■ EXERCISE OBJECTIVE: Without omitting anything, retype the data that follows.

================

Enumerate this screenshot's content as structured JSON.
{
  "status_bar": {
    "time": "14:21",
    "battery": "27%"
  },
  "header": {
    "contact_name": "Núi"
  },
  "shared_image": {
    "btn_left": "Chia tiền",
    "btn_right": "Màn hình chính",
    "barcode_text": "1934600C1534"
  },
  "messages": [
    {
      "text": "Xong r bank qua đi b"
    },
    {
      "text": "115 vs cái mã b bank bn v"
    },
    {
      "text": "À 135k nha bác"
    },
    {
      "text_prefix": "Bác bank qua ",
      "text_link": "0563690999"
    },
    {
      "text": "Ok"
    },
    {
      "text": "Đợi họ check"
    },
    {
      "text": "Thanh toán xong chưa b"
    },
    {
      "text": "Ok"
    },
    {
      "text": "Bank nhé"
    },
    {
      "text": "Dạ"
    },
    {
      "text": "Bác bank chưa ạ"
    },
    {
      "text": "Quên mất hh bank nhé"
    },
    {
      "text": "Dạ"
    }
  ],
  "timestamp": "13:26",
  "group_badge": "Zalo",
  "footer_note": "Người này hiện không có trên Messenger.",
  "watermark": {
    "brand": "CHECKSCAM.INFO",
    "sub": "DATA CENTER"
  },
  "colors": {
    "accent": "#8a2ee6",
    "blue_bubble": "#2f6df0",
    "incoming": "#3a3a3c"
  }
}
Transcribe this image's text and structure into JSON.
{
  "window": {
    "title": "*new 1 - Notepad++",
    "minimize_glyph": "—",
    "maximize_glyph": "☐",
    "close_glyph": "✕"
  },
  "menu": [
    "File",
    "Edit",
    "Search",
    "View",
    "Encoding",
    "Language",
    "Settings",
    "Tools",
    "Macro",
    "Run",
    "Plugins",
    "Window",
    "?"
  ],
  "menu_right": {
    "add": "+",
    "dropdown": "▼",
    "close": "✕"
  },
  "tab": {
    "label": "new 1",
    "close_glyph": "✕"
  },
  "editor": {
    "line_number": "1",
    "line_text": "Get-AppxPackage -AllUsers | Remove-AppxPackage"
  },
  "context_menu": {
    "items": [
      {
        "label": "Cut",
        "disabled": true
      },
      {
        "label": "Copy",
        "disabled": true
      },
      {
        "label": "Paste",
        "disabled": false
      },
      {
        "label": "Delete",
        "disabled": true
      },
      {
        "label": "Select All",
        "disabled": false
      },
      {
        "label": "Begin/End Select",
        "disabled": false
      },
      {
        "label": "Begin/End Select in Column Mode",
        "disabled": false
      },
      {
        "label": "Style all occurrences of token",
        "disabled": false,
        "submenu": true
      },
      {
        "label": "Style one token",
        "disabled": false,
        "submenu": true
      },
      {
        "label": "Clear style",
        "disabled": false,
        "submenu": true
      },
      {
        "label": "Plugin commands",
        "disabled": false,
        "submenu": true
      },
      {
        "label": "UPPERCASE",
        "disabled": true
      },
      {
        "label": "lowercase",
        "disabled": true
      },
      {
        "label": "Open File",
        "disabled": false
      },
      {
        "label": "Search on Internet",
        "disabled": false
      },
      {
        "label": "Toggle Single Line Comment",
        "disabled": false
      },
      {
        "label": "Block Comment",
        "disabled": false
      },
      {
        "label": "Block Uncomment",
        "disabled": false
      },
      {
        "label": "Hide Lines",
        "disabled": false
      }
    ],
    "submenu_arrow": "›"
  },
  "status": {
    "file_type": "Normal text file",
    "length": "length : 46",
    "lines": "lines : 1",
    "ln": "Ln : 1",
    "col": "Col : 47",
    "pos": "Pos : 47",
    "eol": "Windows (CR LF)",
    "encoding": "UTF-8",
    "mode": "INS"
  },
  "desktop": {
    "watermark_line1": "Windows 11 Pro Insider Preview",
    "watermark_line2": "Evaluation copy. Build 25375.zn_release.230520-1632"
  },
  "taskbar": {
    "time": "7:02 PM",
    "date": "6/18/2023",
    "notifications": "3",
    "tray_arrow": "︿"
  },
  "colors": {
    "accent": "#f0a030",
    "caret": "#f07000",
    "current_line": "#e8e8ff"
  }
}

================

■ COMPLETE OUTPUT:
Enumerate this screenshot's content as structured JSON.
{
  "status_bar": {
    "time": "14:21",
    "battery": "27%"
  },
  "header": {
    "contact_name": "Núi"
  },
  "shared_image": {
    "btn_left": "Chia tiền",
    "btn_right": "Màn hình chính",
    "barcode_text": "1934600C1534"
  },
  "messages": [
    {
      "text": "Xong r bank qua đi b"
    },
    {
      "text": "115 vs cái mã b bank bn v"
    },
    {
      "text": "À 135k nha bác"
    },
    {
      "text_prefix": "Bác bank qua ",
      "text_link": "0563690999"
    },
    {
      "text": "Ok"
    },
    {
      "text": "Đợi họ check"
    },
    {
      "text": "Thanh toán xong chưa b"
    },
    {
      "text": "Ok"
    },
    {
      "text": "Bank nhé"
    },
    {
      "text": "Dạ"
    },
    {
      "text": "Bác bank chưa ạ"
    },
    {
      "text": "Quên mất hh bank nhé"
    },
    {
      "text": "Dạ"
    }
  ],
  "timestamp": "13:26",
  "group_badge": "Zalo",
  "footer_note": "Người này hiện không có trên Messenger.",
  "watermark": {
    "brand": "CHECKSCAM.INFO",
    "sub": "DATA CENTER"
  },
  "colors": {
    "accent": "#8a2ee6",
    "blue_bubble": "#2f6df0",
    "incoming": "#3a3a3c"
  }
}
Transcribe this image's text and structure into JSON.
{
  "window": {
    "title": "*new 1 - Notepad++",
    "minimize_glyph": "—",
    "maximize_glyph": "☐",
    "close_glyph": "✕"
  },
  "menu": [
    "File",
    "Edit",
    "Search",
    "View",
    "Encoding",
    "Language",
    "Settings",
    "Tools",
    "Macro",
    "Run",
    "Plugins",
    "Window",
    "?"
  ],
  "menu_right": {
    "add": "+",
    "dropdown": "▼",
    "close": "✕"
  },
  "tab": {
    "label": "new 1",
    "close_glyph": "✕"
  },
  "editor": {
    "line_number": "1",
    "line_text": "Get-AppxPackage -AllUsers | Remove-AppxPackage"
  },
  "context_menu": {
    "items": [
      {
        "label": "Cut",
        "disabled": true
      },
      {
        "label": "Copy",
        "disabled": true
      },
      {
        "label": "Paste",
        "disabled": false
      },
      {
        "label": "Delete",
        "disabled": true
      },
      {
        "label": "Select All",
        "disabled": false
      },
      {
        "label": "Begin/End Select",
        "disabled": false
      },
      {
        "label": "Begin/End Select in Column Mode",
        "disabled": false
      },
      {
        "label": "Style all occurrences of token",
        "disabled": false,
        "submenu": true
      },
      {
        "label": "Style one token",
        "disabled": false,
        "submenu": true
      },
      {
        "label": "Clear style",
        "disabled": false,
        "submenu": true
      },
      {
        "label": "Plugin commands",
        "disabled": false,
        "submenu": true
      },
      {
        "label": "UPPERCASE",
        "disabled": true
      },
      {
        "label": "lowercase",
        "disabled": true
      },
      {
        "label": "Open File",
        "disabled": false
      },
      {
        "label": "Search on Internet",
        "disabled": false
      },
      {
        "label": "Toggle Single Line Comment",
        "disabled": false
      },
      {
        "label": "Block Comment",
        "disabled": false
      },
      {
        "label": "Block Uncomment",
        "disabled": false
      },
      {
        "label": "Hide Lines",
        "disabled": false
      }
    ],
    "submenu_arrow": "›"
  },
  "status": {
    "file_type": "Normal text file",
    "length": "length : 46",
    "lines": "lines : 1",
    "ln": "Ln : 1",
    "col": "Col : 47",
    "pos": "Pos : 47",
    "eol": "Windows (CR LF)",
    "encoding": "UTF-8",
    "mode": "INS"
  },
  "desktop": {
    "watermark_line1": "Windows 11 Pro Insider Preview",
    "watermark_line2": "Evaluation copy. Build 25375.zn_release.230520-1632"
  },
  "taskbar": {
    "time": "7:02 PM",
    "date": "6/18/2023",
    "notifications": "3",
    "tray_arrow": "︿"
  },
  "colors": {
    "accent": "#f0a030",
    "caret": "#f07000",
    "current_line": "#e8e8ff"
  }
}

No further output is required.